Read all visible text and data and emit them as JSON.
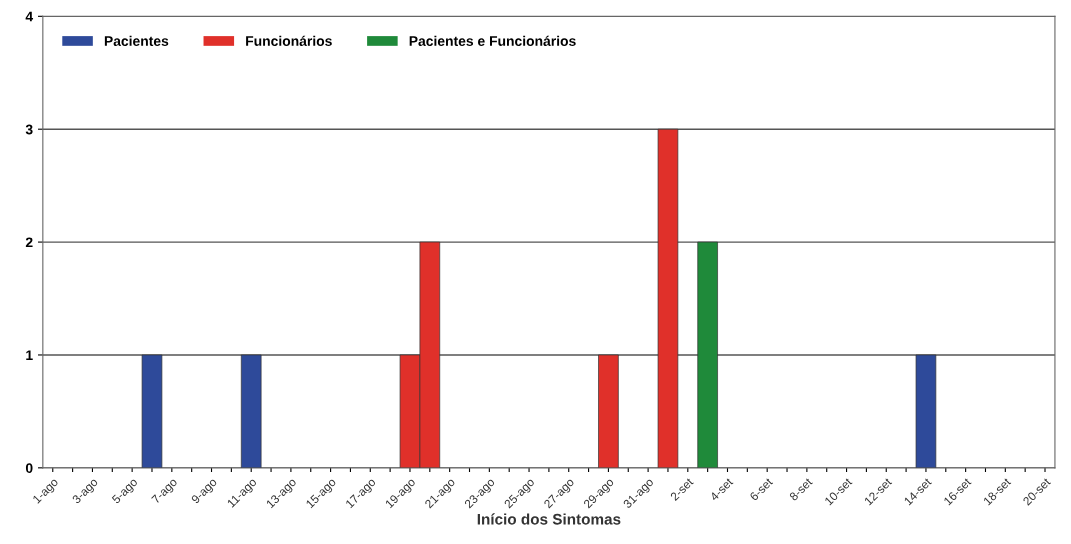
{
  "chart_data": {
    "type": "bar",
    "xlabel": "Início dos Sintomas",
    "categories": [
      "1-ago",
      null,
      "3-ago",
      null,
      "5-ago",
      null,
      "7-ago",
      null,
      "9-ago",
      null,
      "11-ago",
      null,
      "13-ago",
      null,
      "15-ago",
      null,
      "17-ago",
      null,
      "19-ago",
      null,
      "21-ago",
      null,
      "23-ago",
      null,
      "25-ago",
      null,
      "27-ago",
      null,
      "29-ago",
      null,
      "31-ago",
      null,
      "2-set",
      null,
      "4-set",
      null,
      "6-set",
      null,
      "8-set",
      null,
      "10-set",
      null,
      "12-set",
      null,
      "14-set",
      null,
      "16-set",
      null,
      "18-set",
      null,
      "20-set"
    ],
    "series": [
      {
        "name": "Pacientes",
        "color": "#2e4a9a",
        "values": [
          null,
          null,
          null,
          null,
          null,
          1,
          null,
          null,
          null,
          null,
          1,
          null,
          null,
          null,
          null,
          null,
          null,
          null,
          null,
          null,
          null,
          null,
          null,
          null,
          null,
          null,
          null,
          null,
          null,
          null,
          null,
          null,
          null,
          null,
          null,
          null,
          null,
          null,
          null,
          null,
          null,
          null,
          null,
          null,
          1,
          null,
          null,
          null,
          null,
          null,
          null
        ]
      },
      {
        "name": "Funcionários",
        "color": "#e0302a",
        "values": [
          null,
          null,
          null,
          null,
          null,
          null,
          null,
          null,
          null,
          null,
          null,
          null,
          null,
          null,
          null,
          null,
          null,
          null,
          1,
          2,
          null,
          null,
          null,
          null,
          null,
          null,
          null,
          null,
          1,
          null,
          null,
          3,
          null,
          null,
          null,
          null,
          null,
          null,
          null,
          null,
          null,
          null,
          null,
          null,
          null,
          null,
          null,
          null,
          null,
          null,
          null
        ]
      },
      {
        "name": "Pacientes e Funcionários",
        "color": "#1f8a3a",
        "values": [
          null,
          null,
          null,
          null,
          null,
          null,
          null,
          null,
          null,
          null,
          null,
          null,
          null,
          null,
          null,
          null,
          null,
          null,
          null,
          null,
          null,
          null,
          null,
          null,
          null,
          null,
          null,
          null,
          null,
          null,
          null,
          null,
          null,
          2,
          null,
          null,
          null,
          null,
          null,
          null,
          null,
          null,
          null,
          null,
          null,
          null,
          null,
          null,
          null,
          null,
          null
        ]
      }
    ],
    "ylim": [
      0,
      4
    ],
    "yticks": [
      0,
      1,
      2,
      3,
      4
    ],
    "grid": "y",
    "legend": "top left"
  }
}
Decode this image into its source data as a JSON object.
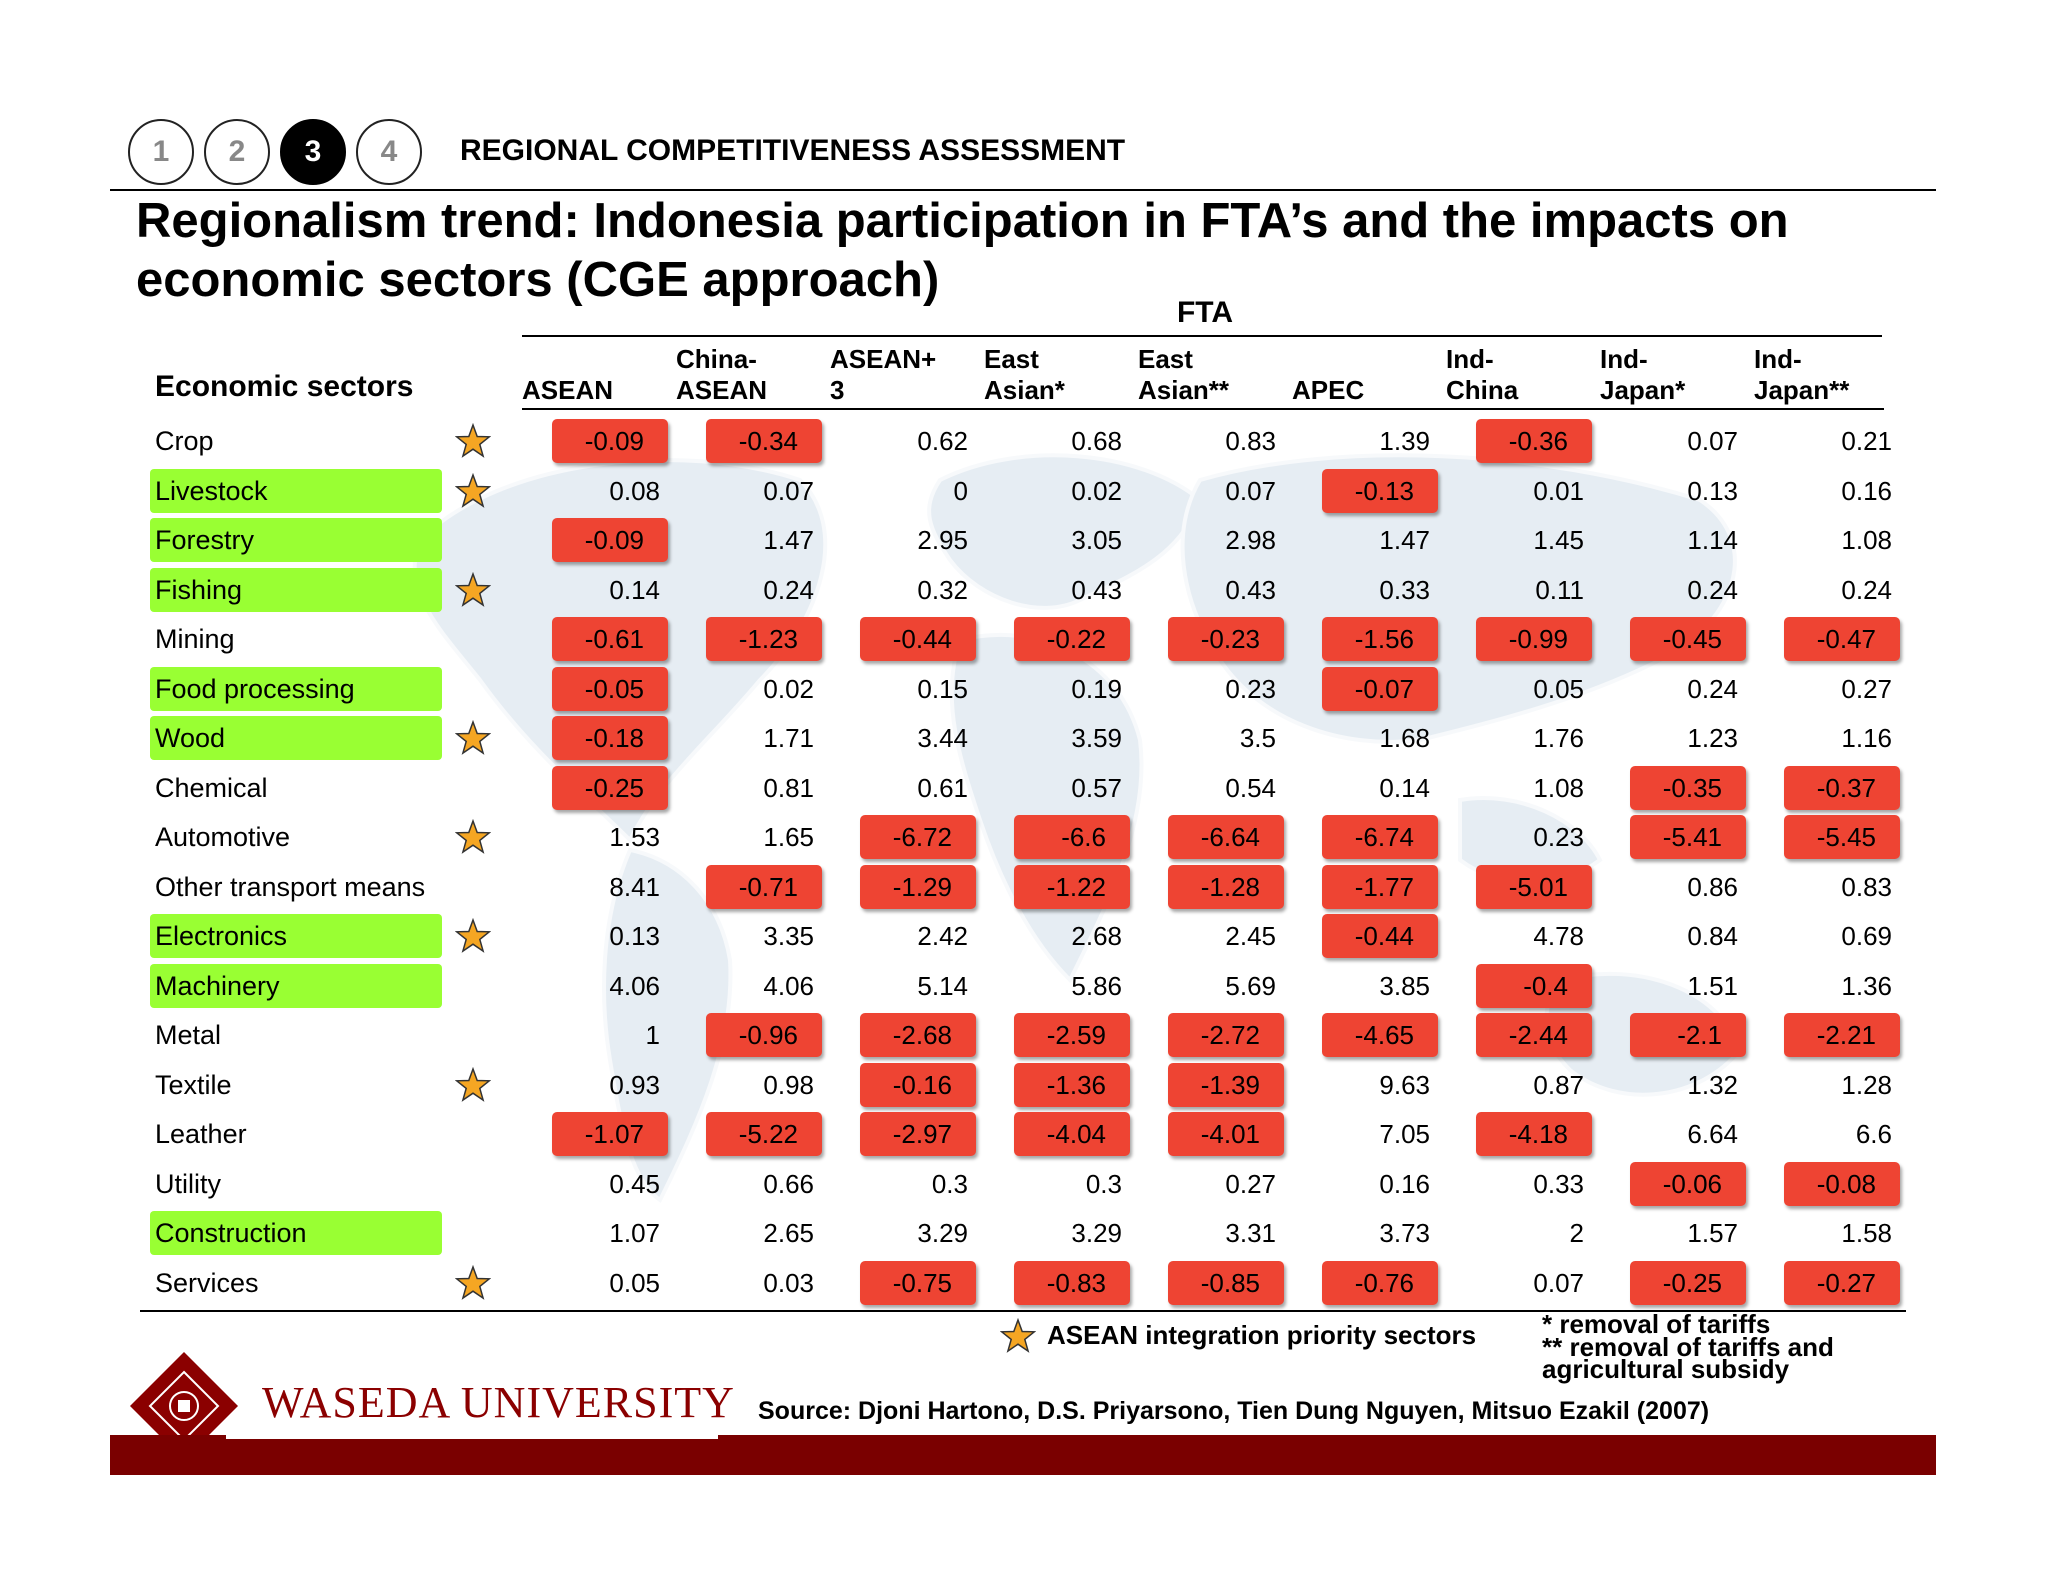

* Task to carry out *
Every line should be retyped exactly, with the pictures omitted.

* The answer *
Read all visible text and data and emit them as JSON.
{
  "chart_data": {
    "type": "bar",
    "xlabel": "Início dos Sintomas",
    "categories": [
      "1-ago",
      null,
      "3-ago",
      null,
      "5-ago",
      null,
      "7-ago",
      null,
      "9-ago",
      null,
      "11-ago",
      null,
      "13-ago",
      null,
      "15-ago",
      null,
      "17-ago",
      null,
      "19-ago",
      null,
      "21-ago",
      null,
      "23-ago",
      null,
      "25-ago",
      null,
      "27-ago",
      null,
      "29-ago",
      null,
      "31-ago",
      null,
      "2-set",
      null,
      "4-set",
      null,
      "6-set",
      null,
      "8-set",
      null,
      "10-set",
      null,
      "12-set",
      null,
      "14-set",
      null,
      "16-set",
      null,
      "18-set",
      null,
      "20-set"
    ],
    "series": [
      {
        "name": "Pacientes",
        "color": "#2e4a9a",
        "values": [
          null,
          null,
          null,
          null,
          null,
          1,
          null,
          null,
          null,
          null,
          1,
          null,
          null,
          null,
          null,
          null,
          null,
          null,
          null,
          null,
          null,
          null,
          null,
          null,
          null,
          null,
          null,
          null,
          null,
          null,
          null,
          null,
          null,
          null,
          null,
          null,
          null,
          null,
          null,
          null,
          null,
          null,
          null,
          null,
          1,
          null,
          null,
          null,
          null,
          null,
          null
        ]
      },
      {
        "name": "Funcionários",
        "color": "#e0302a",
        "values": [
          null,
          null,
          null,
          null,
          null,
          null,
          null,
          null,
          null,
          null,
          null,
          null,
          null,
          null,
          null,
          null,
          null,
          null,
          1,
          2,
          null,
          null,
          null,
          null,
          null,
          null,
          null,
          null,
          1,
          null,
          null,
          3,
          null,
          null,
          null,
          null,
          null,
          null,
          null,
          null,
          null,
          null,
          null,
          null,
          null,
          null,
          null,
          null,
          null,
          null,
          null
        ]
      },
      {
        "name": "Pacientes e Funcionários",
        "color": "#1f8a3a",
        "values": [
          null,
          null,
          null,
          null,
          null,
          null,
          null,
          null,
          null,
          null,
          null,
          null,
          null,
          null,
          null,
          null,
          null,
          null,
          null,
          null,
          null,
          null,
          null,
          null,
          null,
          null,
          null,
          null,
          null,
          null,
          null,
          null,
          null,
          2,
          null,
          null,
          null,
          null,
          null,
          null,
          null,
          null,
          null,
          null,
          null,
          null,
          null,
          null,
          null,
          null,
          null
        ]
      }
    ],
    "ylim": [
      0,
      4
    ],
    "yticks": [
      0,
      1,
      2,
      3,
      4
    ],
    "grid": "y",
    "legend": "top left"
  }
}
Decode this image into its source data as a JSON object.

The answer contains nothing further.